*DATA TO USE*
******************************
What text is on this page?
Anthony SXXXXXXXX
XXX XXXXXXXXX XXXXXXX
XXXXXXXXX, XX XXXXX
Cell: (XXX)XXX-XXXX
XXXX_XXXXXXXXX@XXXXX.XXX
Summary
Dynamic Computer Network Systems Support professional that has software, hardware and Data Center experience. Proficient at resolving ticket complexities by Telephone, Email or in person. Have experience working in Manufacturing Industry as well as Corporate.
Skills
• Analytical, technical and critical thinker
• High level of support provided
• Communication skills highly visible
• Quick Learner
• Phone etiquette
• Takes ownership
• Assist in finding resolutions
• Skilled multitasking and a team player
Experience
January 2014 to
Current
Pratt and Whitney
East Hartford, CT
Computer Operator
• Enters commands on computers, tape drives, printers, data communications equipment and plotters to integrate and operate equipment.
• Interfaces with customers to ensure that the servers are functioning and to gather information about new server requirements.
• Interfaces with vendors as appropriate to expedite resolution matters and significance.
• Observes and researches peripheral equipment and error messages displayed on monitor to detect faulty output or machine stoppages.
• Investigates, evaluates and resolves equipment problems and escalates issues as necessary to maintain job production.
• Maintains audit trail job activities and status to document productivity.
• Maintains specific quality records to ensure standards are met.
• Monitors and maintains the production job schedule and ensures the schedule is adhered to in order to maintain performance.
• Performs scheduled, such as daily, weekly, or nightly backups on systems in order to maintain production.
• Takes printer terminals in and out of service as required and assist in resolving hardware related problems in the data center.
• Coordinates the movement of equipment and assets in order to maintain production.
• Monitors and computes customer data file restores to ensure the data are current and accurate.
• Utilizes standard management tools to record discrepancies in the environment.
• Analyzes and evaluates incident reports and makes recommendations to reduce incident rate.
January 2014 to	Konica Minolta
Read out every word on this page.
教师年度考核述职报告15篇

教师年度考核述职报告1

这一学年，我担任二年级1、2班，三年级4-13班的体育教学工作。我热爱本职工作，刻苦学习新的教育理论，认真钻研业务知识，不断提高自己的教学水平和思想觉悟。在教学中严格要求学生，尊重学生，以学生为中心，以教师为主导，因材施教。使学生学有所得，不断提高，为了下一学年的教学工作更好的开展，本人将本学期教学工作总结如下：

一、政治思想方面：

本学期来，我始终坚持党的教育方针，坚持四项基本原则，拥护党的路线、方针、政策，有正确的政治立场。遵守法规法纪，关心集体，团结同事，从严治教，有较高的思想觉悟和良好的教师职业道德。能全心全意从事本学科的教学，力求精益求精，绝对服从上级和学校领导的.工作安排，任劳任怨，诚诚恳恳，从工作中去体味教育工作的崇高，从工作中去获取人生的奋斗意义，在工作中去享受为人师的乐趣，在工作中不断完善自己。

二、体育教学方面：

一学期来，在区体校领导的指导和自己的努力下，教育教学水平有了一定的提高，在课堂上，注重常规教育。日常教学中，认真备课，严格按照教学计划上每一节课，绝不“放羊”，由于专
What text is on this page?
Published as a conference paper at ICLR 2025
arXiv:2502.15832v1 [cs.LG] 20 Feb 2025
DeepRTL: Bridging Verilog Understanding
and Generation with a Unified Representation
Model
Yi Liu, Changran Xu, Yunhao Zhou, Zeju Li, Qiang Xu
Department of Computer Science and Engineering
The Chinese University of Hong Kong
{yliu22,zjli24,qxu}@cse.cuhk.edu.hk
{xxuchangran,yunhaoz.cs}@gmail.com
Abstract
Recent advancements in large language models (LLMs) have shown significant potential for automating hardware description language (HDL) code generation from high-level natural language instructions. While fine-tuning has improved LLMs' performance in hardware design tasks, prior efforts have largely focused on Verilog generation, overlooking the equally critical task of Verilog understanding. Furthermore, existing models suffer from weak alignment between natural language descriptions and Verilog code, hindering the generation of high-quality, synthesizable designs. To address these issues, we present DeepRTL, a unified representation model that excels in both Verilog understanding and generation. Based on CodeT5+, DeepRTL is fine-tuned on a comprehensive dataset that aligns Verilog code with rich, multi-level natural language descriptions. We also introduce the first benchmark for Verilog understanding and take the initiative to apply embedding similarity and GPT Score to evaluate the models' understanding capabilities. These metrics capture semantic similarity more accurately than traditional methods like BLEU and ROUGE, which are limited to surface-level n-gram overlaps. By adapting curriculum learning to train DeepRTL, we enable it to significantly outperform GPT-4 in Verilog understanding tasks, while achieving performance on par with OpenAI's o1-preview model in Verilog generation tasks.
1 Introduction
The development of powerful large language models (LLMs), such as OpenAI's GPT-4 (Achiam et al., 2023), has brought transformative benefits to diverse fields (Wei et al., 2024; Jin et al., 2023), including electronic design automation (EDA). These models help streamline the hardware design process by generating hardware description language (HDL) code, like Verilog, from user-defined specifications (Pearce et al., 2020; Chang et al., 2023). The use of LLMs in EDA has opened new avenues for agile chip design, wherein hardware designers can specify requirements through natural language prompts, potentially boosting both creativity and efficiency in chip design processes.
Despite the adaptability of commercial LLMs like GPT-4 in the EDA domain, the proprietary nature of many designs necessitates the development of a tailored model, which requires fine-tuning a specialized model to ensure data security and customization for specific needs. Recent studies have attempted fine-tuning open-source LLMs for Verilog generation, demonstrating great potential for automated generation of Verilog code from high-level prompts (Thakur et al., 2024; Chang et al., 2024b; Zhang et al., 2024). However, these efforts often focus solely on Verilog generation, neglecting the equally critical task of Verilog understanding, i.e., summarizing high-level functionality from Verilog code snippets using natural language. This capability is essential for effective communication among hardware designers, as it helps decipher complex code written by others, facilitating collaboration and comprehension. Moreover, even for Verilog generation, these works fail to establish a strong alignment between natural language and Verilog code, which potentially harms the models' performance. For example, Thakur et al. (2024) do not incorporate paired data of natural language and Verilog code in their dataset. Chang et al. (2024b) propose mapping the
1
******************************
*GIVEN EXERCISE*
Please output the entire listing exactly as it stands.

*ANSWER FOR THIS EXERCISE*
What text is on this page?
Anthony SXXXXXXXX
XXX XXXXXXXXX XXXXXXX
XXXXXXXXX, XX XXXXX
Cell: (XXX)XXX-XXXX
XXXX_XXXXXXXXX@XXXXX.XXX
Summary
Dynamic Computer Network Systems Support professional that has software, hardware and Data Center experience. Proficient at resolving ticket complexities by Telephone, Email or in person. Have experience working in Manufacturing Industry as well as Corporate.
Skills
• Analytical, technical and critical thinker
• High level of support provided
• Communication skills highly visible
• Quick Learner
• Phone etiquette
• Takes ownership
• Assist in finding resolutions
• Skilled multitasking and a team player
Experience
January 2014 to
Current
Pratt and Whitney
East Hartford, CT
Computer Operator
• Enters commands on computers, tape drives, printers, data communications equipment and plotters to integrate and operate equipment.
• Interfaces with customers to ensure that the servers are functioning and to gather information about new server requirements.
• Interfaces with vendors as appropriate to expedite resolution matters and significance.
• Observes and researches peripheral equipment and error messages displayed on monitor to detect faulty output or machine stoppages.
• Investigates, evaluates and resolves equipment problems and escalates issues as necessary to maintain job production.
• Maintains audit trail job activities and status to document productivity.
• Maintains specific quality records to ensure standards are met.
• Monitors and maintains the production job schedule and ensures the schedule is adhered to in order to maintain performance.
• Performs scheduled, such as daily, weekly, or nightly backups on systems in order to maintain production.
• Takes printer terminals in and out of service as required and assist in resolving hardware related problems in the data center.
• Coordinates the movement of equipment and assets in order to maintain production.
• Monitors and computes customer data file restores to ensure the data are current and accurate.
• Utilizes standard management tools to record discrepancies in the environment.
• Analyzes and evaluates incident reports and makes recommendations to reduce incident rate.
January 2014 to	Konica Minolta
Read out every word on this page.
教师年度考核述职报告15篇

教师年度考核述职报告1

这一学年，我担任二年级1、2班，三年级4-13班的体育教学工作。我热爱本职工作，刻苦学习新的教育理论，认真钻研业务知识，不断提高自己的教学水平和思想觉悟。在教学中严格要求学生，尊重学生，以学生为中心，以教师为主导，因材施教。使学生学有所得，不断提高，为了下一学年的教学工作更好的开展，本人将本学期教学工作总结如下：

一、政治思想方面：

本学期来，我始终坚持党的教育方针，坚持四项基本原则，拥护党的路线、方针、政策，有正确的政治立场。遵守法规法纪，关心集体，团结同事，从严治教，有较高的思想觉悟和良好的教师职业道德。能全心全意从事本学科的教学，力求精益求精，绝对服从上级和学校领导的.工作安排，任劳任怨，诚诚恳恳，从工作中去体味教育工作的崇高，从工作中去获取人生的奋斗意义，在工作中去享受为人师的乐趣，在工作中不断完善自己。

二、体育教学方面：

一学期来，在区体校领导的指导和自己的努力下，教育教学水平有了一定的提高，在课堂上，注重常规教育。日常教学中，认真备课，严格按照教学计划上每一节课，绝不“放羊”，由于专
What text is on this page?
Published as a conference paper at ICLR 2025
arXiv:2502.15832v1 [cs.LG] 20 Feb 2025
DeepRTL: Bridging Verilog Understanding
and Generation with a Unified Representation
Model
Yi Liu, Changran Xu, Yunhao Zhou, Zeju Li, Qiang Xu
Department of Computer Science and Engineering
The Chinese University of Hong Kong
{yliu22,zjli24,qxu}@cse.cuhk.edu.hk
{xxuchangran,yunhaoz.cs}@gmail.com
Abstract
Recent advancements in large language models (LLMs) have shown significant potential for automating hardware description language (HDL) code generation from high-level natural language instructions. While fine-tuning has improved LLMs' performance in hardware design tasks, prior efforts have largely focused on Verilog generation, overlooking the equally critical task of Verilog understanding. Furthermore, existing models suffer from weak alignment between natural language descriptions and Verilog code, hindering the generation of high-quality, synthesizable designs. To address these issues, we present DeepRTL, a unified representation model that excels in both Verilog understanding and generation. Based on CodeT5+, DeepRTL is fine-tuned on a comprehensive dataset that aligns Verilog code with rich, multi-level natural language descriptions. We also introduce the first benchmark for Verilog understanding and take the initiative to apply embedding similarity and GPT Score to evaluate the models' understanding capabilities. These metrics capture semantic similarity more accurately than traditional methods like BLEU and ROUGE, which are limited to surface-level n-gram overlaps. By adapting curriculum learning to train DeepRTL, we enable it to significantly outperform GPT-4 in Verilog understanding tasks, while achieving performance on par with OpenAI's o1-preview model in Verilog generation tasks.
1 Introduction
The development of powerful large language models (LLMs), such as OpenAI's GPT-4 (Achiam et al., 2023), has brought transformative benefits to diverse fields (Wei et al., 2024; Jin et al., 2023), including electronic design automation (EDA). These models help streamline the hardware design process by generating hardware description language (HDL) code, like Verilog, from user-defined specifications (Pearce et al., 2020; Chang et al., 2023). The use of LLMs in EDA has opened new avenues for agile chip design, wherein hardware designers can specify requirements through natural language prompts, potentially boosting both creativity and efficiency in chip design processes.
Despite the adaptability of commercial LLMs like GPT-4 in the EDA domain, the proprietary nature of many designs necessitates the development of a tailored model, which requires fine-tuning a specialized model to ensure data security and customization for specific needs. Recent studies have attempted fine-tuning open-source LLMs for Verilog generation, demonstrating great potential for automated generation of Verilog code from high-level prompts (Thakur et al., 2024; Chang et al., 2024b; Zhang et al., 2024). However, these efforts often focus solely on Verilog generation, neglecting the equally critical task of Verilog understanding, i.e., summarizing high-level functionality from Verilog code snippets using natural language. This capability is essential for effective communication among hardware designers, as it helps decipher complex code written by others, facilitating collaboration and comprehension. Moreover, even for Verilog generation, these works fail to establish a strong alignment between natural language and Verilog code, which potentially harms the models' performance. For example, Thakur et al. (2024) do not incorporate paired data of natural language and Verilog code in their dataset. Chang et al. (2024b) propose mapping the
1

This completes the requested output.